#### Exercise instructions
(1) Rewrite the paragraph of the DSCSA passage that begins "The U.S. pharmaceutical supply chain handles" in fewer words, keeping its main facts.
(2) Copy word for word the stretch of the DSCSA passage from "The U.S. pharmaceutical" through "DSCSA changed everything.".

#### Given passage
The U.S. pharmaceutical supply chain handles over 5 billion prescription drug transactions every year. That’s a lot of pills, injections, and packages moving from factories to pharmacies. And for years, there was no reliable way to know if any of those packages were fake - until the DSCSA changed everything.
What Is the DSCSA, and Why Does It Matter?
The Drug Supply Chain Security Act, or DSCSA, is a federal law passed in 2013 to stop counterfeit drugs from getting into the hands of patients. Before DSCSA, there was no national system to track prescription drugs. Some states had their own rules, but they didn’t talk to each other. A pill shipped from Ohio could be verified in California, but only if the pharmacy had the right tools - and most didn’t. The DSCSA fixes that. It requires every company in the drug supply chain - manufacturers, wholesalers, repackagers, and pharmacies - to use electronic systems to track each package from the moment it’s made until it’s sold to a customer. Each package gets a unique digital fingerprint: a serial number, lot number, expiration date, and the National Drug Code (NDC). All of this is printed in both human-readable text and a machine-scannable barcode. By November 27, 2024, every single prescription drug package in the U.S. must be traceable at the unit level. That means if a batch of blood pressure pills turns out to be contaminated, regulators and pharmacies can find exactly which 127 packages are affected - not the whole warehouse.How the System Works: The Three Key Pieces
The DSCSA doesn’t just require barcodes. It demands a full digital paper trail. Every time a drug package changes hands, three things must be exchanged electronically:- Transaction Information (TI): What the product is (NDC, serial number, lot, expiration), who sent it, and who received it.
- Transaction History (TH): The full chain of custody - who owned it before, and who owned it before that.
- Transaction Statement (TS): A legal certification that the transfer was legitimate and compliant.

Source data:
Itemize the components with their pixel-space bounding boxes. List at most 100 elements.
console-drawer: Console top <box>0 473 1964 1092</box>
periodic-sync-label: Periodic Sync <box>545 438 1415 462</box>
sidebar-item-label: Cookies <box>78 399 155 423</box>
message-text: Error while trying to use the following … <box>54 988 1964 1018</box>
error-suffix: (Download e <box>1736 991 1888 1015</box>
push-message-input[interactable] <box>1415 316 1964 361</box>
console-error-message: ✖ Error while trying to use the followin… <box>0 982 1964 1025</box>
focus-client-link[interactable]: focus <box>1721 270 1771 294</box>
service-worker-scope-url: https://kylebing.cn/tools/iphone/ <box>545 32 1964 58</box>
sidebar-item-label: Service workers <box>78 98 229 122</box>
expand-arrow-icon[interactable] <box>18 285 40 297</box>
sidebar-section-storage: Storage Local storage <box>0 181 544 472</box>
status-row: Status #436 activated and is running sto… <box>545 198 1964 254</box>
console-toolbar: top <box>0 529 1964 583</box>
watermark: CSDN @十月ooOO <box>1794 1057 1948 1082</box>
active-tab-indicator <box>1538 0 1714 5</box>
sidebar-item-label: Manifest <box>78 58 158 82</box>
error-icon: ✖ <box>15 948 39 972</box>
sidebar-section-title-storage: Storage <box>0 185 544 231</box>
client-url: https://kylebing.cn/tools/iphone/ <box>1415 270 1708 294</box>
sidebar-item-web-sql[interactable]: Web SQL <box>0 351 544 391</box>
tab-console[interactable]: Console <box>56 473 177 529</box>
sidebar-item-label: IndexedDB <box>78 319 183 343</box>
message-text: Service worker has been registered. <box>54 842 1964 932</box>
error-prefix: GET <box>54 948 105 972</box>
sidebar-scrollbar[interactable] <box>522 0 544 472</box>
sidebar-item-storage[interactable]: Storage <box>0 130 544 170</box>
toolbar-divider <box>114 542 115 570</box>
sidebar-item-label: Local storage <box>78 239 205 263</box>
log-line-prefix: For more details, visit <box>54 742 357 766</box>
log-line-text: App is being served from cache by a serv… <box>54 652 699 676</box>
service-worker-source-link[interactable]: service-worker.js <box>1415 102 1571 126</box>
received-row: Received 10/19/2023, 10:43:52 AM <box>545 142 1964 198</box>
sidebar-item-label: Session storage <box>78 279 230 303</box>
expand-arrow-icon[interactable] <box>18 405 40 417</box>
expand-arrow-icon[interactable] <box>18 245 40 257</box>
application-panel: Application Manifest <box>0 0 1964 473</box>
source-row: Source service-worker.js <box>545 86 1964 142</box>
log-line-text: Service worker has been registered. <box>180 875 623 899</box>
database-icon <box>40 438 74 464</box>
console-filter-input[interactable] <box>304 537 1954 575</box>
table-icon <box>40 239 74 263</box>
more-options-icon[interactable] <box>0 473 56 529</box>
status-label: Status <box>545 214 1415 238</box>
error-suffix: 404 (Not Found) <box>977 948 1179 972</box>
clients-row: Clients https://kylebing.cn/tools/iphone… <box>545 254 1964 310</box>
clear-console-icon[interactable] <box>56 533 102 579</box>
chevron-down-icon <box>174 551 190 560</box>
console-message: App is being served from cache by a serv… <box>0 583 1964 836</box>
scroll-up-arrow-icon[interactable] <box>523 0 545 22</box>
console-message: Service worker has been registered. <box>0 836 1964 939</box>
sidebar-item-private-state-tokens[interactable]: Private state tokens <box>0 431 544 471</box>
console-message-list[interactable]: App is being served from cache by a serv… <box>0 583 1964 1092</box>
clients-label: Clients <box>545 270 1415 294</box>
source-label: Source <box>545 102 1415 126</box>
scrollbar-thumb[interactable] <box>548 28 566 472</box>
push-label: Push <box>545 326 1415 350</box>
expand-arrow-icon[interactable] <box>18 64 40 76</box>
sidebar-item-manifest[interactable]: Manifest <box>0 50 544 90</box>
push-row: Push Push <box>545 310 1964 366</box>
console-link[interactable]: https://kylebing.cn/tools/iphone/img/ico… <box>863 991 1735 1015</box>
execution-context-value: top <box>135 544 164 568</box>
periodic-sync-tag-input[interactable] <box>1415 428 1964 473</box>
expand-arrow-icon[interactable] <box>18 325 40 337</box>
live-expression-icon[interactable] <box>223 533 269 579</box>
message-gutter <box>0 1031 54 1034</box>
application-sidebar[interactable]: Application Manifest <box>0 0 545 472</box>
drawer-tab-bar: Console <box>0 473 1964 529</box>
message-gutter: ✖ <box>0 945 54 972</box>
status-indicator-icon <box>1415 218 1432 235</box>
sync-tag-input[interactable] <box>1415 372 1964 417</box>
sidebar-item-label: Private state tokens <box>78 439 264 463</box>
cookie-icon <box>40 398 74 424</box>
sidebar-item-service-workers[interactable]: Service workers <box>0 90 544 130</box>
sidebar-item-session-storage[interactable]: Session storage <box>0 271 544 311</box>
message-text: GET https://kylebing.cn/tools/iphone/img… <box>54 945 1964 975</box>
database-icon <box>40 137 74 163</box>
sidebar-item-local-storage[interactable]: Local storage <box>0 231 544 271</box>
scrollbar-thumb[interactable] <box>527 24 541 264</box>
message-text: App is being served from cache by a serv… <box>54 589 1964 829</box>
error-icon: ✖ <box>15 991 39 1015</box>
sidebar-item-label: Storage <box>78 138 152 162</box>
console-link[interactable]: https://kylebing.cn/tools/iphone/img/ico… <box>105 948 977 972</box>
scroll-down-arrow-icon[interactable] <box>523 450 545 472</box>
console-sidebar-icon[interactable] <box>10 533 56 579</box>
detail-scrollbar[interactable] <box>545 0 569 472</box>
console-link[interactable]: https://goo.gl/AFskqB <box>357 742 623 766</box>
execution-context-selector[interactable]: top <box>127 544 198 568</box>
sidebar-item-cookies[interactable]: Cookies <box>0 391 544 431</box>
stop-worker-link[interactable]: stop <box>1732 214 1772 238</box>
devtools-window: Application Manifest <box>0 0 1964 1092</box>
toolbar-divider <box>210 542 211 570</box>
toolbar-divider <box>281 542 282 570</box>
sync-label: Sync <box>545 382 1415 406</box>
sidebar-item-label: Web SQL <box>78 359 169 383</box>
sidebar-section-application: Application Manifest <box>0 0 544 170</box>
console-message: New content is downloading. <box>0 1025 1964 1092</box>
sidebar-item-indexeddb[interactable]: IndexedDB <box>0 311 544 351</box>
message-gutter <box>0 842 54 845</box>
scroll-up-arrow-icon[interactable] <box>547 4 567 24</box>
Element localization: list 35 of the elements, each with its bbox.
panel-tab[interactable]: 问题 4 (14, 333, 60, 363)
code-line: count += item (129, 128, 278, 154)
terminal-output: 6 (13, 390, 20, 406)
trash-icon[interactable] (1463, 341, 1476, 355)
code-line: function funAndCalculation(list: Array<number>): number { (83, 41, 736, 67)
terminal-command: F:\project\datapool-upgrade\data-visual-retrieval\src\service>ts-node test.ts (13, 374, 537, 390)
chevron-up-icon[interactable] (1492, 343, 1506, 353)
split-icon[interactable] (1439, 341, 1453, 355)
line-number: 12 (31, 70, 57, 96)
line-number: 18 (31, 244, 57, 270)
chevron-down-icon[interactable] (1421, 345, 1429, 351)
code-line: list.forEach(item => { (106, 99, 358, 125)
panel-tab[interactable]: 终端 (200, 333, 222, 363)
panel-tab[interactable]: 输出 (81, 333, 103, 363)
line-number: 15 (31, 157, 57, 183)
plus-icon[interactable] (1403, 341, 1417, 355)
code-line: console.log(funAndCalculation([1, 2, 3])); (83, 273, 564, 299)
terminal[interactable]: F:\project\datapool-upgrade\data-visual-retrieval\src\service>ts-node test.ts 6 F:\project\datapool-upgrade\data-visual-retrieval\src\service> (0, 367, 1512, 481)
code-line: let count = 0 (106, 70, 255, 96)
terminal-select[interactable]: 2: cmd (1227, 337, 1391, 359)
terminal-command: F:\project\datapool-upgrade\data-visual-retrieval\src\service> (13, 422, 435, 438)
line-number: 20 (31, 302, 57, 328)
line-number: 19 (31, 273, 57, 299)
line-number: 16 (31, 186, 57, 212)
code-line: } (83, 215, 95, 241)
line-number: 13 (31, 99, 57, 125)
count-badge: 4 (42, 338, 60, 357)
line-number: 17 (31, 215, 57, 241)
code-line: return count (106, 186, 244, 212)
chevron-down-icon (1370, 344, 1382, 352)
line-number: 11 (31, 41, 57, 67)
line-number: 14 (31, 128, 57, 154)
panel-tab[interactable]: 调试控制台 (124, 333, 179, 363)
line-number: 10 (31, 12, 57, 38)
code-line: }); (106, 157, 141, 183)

#### List of answers
(1) More than 5 billion prescription drug transactions move through the U.S. pharmaceutical supply chain each year. For years there was no reliable way to tell whether any of those packages were fake, until the DSCSA changed that.

(2)
The U.S. pharmaceutical supply chain handles over 5 billion prescription drug transactions every year. That’s a lot of pills, injections, and packages moving from factories to pharmacies. And for years, there was no reliable way to know if any of those packages were fake - until the DSCSA changed everything.